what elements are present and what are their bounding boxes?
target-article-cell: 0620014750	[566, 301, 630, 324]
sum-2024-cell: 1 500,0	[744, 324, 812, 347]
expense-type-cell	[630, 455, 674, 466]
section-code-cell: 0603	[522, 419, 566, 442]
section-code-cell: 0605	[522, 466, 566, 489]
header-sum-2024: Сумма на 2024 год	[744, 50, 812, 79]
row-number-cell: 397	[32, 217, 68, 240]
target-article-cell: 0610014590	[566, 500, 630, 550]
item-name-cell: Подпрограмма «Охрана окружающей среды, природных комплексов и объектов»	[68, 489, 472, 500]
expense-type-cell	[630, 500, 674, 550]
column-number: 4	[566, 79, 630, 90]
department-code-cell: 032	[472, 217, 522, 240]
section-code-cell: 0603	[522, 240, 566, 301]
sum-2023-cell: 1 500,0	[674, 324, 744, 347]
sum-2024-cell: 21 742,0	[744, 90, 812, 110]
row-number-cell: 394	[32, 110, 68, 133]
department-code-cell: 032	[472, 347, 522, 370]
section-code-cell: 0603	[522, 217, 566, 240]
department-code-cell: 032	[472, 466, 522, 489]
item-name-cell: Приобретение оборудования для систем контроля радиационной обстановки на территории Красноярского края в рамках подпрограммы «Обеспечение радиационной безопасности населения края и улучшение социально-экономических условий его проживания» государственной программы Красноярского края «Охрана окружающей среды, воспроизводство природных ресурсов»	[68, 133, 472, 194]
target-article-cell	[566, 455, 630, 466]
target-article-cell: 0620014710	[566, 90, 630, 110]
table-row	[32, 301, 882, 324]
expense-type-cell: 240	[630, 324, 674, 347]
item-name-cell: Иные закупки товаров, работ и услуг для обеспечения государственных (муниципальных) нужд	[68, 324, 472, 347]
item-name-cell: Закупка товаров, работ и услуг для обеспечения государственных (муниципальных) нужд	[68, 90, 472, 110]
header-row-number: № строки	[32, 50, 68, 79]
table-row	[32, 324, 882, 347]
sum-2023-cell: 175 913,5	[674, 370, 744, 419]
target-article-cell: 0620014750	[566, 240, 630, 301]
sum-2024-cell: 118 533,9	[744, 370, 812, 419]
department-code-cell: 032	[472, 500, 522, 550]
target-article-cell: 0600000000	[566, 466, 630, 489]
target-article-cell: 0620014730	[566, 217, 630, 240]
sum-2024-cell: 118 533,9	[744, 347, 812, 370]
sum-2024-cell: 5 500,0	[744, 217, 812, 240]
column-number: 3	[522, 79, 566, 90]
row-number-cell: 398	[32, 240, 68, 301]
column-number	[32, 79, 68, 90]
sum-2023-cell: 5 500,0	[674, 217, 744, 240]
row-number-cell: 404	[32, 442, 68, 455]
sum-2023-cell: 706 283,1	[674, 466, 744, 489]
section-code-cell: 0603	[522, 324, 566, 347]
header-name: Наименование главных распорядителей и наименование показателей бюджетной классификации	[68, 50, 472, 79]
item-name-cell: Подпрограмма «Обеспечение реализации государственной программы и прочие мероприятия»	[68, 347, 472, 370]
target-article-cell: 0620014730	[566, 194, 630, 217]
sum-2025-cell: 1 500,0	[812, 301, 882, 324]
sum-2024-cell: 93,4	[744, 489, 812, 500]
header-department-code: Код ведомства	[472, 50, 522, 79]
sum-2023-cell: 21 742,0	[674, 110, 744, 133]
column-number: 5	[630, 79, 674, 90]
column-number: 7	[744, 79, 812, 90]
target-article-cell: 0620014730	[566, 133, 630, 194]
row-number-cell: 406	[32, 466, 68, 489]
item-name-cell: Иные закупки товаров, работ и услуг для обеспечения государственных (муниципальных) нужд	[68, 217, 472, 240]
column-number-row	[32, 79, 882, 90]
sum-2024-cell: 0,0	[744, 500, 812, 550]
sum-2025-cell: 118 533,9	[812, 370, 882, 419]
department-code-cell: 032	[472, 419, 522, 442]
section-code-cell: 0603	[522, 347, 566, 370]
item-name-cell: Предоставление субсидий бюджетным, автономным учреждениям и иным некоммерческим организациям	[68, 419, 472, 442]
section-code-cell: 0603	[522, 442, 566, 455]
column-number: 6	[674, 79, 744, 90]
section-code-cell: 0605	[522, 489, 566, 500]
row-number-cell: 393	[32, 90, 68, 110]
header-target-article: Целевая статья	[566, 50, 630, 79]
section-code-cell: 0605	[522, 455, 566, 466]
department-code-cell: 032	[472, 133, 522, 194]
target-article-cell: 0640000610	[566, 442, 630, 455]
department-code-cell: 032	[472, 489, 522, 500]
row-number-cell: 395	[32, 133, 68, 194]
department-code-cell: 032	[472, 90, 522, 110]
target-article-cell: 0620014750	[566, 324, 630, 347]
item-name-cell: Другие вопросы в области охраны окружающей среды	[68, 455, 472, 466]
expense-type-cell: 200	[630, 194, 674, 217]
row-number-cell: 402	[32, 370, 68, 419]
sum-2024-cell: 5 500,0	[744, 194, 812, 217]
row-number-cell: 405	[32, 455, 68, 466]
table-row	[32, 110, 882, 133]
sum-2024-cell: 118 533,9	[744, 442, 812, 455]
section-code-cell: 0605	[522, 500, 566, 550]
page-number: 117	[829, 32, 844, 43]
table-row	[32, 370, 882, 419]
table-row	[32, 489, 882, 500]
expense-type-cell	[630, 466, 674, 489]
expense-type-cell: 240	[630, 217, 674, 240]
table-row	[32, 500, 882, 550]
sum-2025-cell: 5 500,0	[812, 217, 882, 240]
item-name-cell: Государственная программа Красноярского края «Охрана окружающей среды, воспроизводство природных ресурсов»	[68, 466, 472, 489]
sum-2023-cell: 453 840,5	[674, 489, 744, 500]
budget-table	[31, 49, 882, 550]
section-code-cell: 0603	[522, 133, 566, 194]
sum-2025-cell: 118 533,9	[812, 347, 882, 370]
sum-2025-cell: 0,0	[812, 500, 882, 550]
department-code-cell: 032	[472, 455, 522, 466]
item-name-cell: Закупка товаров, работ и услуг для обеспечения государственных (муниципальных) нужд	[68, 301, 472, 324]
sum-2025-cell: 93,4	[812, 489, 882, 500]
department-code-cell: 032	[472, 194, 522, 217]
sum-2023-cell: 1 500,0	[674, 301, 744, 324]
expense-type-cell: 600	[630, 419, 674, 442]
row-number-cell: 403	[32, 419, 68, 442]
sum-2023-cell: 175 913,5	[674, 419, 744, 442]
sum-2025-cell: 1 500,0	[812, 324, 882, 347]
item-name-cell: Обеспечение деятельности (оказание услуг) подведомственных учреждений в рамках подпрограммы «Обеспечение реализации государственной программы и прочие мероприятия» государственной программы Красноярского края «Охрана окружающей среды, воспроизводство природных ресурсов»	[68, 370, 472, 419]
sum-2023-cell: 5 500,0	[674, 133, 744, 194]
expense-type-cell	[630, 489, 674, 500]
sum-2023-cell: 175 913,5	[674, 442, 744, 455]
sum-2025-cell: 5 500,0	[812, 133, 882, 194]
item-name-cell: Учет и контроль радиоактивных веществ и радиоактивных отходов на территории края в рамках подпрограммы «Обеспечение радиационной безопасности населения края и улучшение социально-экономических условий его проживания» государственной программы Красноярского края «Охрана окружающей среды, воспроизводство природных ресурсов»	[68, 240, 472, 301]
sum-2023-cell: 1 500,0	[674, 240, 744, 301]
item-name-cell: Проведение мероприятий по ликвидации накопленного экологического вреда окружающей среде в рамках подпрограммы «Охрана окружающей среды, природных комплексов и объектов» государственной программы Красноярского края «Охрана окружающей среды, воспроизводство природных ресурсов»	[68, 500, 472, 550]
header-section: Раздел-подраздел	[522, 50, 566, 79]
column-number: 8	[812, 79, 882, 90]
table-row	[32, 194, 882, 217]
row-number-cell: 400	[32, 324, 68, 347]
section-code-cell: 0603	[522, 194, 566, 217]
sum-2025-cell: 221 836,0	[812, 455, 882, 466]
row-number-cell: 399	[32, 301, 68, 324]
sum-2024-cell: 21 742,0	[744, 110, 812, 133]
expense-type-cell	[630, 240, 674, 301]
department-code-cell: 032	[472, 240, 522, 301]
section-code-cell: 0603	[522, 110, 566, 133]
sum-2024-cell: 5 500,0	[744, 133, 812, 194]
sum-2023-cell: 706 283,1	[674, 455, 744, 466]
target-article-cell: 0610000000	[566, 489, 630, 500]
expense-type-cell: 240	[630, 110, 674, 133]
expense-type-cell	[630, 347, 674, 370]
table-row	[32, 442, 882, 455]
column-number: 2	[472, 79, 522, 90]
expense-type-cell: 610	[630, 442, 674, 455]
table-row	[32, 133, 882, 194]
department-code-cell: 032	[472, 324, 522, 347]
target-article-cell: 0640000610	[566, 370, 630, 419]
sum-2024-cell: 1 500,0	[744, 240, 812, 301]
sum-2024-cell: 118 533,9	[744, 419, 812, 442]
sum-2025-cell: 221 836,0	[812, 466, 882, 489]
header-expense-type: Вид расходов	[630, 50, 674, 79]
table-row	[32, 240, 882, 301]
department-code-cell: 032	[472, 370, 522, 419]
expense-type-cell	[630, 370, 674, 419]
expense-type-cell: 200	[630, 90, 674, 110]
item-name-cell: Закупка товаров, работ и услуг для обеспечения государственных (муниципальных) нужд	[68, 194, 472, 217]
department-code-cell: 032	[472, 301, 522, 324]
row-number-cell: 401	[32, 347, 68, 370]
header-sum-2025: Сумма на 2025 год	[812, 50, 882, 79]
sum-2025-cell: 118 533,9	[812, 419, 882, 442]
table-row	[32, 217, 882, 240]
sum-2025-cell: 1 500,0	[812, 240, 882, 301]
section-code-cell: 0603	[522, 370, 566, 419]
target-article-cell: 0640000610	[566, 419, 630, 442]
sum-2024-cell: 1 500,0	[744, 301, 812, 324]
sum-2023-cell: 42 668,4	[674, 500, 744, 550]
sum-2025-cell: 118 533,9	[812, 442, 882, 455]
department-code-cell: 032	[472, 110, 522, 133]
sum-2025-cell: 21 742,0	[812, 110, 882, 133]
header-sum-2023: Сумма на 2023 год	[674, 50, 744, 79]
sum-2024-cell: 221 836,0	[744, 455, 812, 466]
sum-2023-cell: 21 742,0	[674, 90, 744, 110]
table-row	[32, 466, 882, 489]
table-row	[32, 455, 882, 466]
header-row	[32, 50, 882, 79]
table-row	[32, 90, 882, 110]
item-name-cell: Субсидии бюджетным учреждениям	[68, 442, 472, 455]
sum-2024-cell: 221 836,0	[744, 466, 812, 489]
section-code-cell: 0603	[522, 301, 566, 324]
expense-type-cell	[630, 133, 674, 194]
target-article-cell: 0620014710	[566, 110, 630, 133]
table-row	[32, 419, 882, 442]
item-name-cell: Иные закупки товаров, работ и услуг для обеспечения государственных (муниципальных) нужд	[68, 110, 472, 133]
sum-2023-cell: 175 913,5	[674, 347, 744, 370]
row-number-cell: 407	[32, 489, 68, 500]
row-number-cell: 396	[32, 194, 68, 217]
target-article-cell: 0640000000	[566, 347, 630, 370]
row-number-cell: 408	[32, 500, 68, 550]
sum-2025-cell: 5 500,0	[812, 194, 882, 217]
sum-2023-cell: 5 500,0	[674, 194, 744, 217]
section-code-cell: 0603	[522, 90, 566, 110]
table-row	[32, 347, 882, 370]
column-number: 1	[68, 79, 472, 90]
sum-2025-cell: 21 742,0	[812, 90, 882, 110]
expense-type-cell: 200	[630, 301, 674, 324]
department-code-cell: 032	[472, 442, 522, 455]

◇ ◇ ◇

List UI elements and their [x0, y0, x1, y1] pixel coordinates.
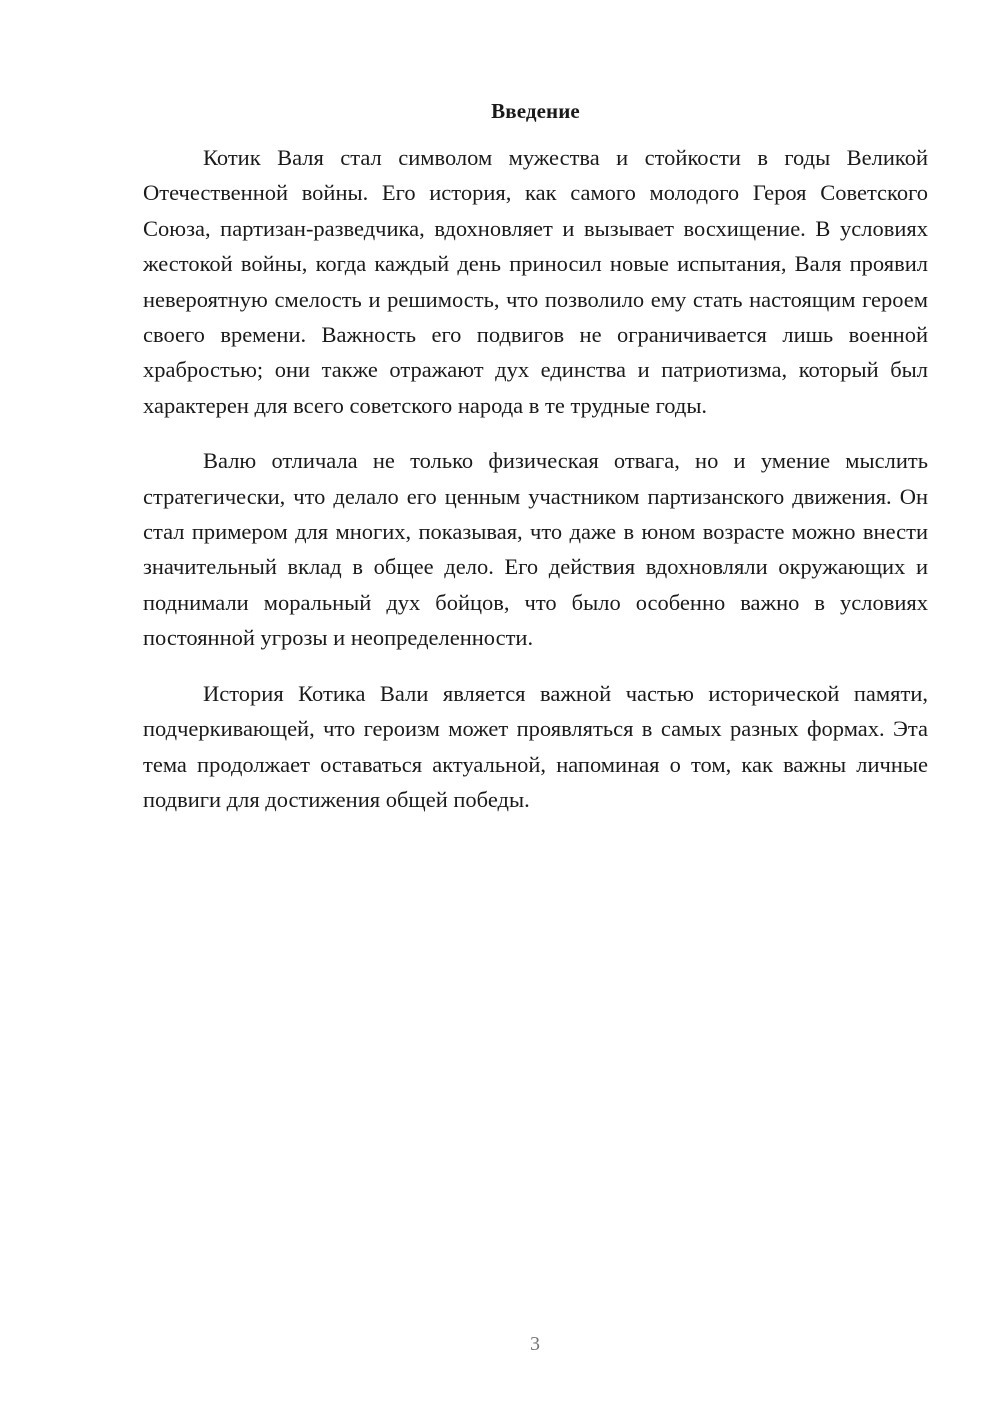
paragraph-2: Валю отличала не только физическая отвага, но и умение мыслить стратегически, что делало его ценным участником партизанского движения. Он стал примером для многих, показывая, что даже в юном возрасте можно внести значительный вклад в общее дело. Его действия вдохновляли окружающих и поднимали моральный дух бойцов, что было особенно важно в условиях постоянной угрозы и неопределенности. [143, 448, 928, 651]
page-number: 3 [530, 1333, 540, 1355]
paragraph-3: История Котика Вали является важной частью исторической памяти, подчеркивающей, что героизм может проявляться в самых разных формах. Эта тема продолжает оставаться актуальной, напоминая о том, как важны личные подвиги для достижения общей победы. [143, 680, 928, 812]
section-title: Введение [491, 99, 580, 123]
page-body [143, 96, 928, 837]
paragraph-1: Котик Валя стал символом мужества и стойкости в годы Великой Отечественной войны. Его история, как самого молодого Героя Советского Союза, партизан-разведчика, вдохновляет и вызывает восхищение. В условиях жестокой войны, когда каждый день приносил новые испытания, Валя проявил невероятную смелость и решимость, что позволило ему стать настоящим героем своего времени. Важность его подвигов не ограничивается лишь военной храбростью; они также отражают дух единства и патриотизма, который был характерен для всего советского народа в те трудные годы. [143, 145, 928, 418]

◇ ◇ ◇

▶ **Objective**:
Render the item lines as a Markdown table with the columns Row and Line, starting at the line containing "what elements are" and ending at the line containing "466, 522, 489]", both included. Put the row number under Row and the full line under Line, omitting blank lines.

▶ **Exercise response**:
| Row | Line |
|---|---|
| 1 | what elements are present and what are their bounding boxes? |
| 2 | target-article-cell: 0620014750	[566, 301, 630, 324] |
| 3 | sum-2024-cell: 1 500,0	[744, 324, 812, 347] |
| 4 | expense-type-cell	[630, 455, 674, 466] |
| 5 | section-code-cell: 0603	[522, 419, 566, 442] |
| 6 | section-code-cell: 0605	[522, 466, 566, 489] |
| 7 | header-sum-2024: Сумма на 2024 год	[744, 50, 812, 79] |
| 8 | row-number-cell: 397	[32, 217, 68, 240] |
| 9 | target-article-cell: 0610014590	[566, 500, 630, 550] |
| 10 | item-name-cell: Подпрограмма «Охрана окружающей среды, природных комплексов и объектов»	[68, 489, 472, 500] |
| 11 | expense-type-cell	[630, 500, 674, 550] |
| 12 | column-number: 4	[566, 79, 630, 90] |
| 13 | department-code-cell: 032	[472, 217, 522, 240] |
| 14 | section-code-cell: 0603	[522, 240, 566, 301] |
| 15 | sum-2023-cell: 1 500,0	[674, 324, 744, 347] |
| 16 | sum-2024-cell: 21 742,0	[744, 90, 812, 110] |
| 17 | row-number-cell: 394	[32, 110, 68, 133] |
| 18 | department-code-cell: 032	[472, 347, 522, 370] |
| 19 | section-code-cell: 0603	[522, 217, 566, 240] |
| 20 | department-code-cell: 032	[472, 466, 522, 489] |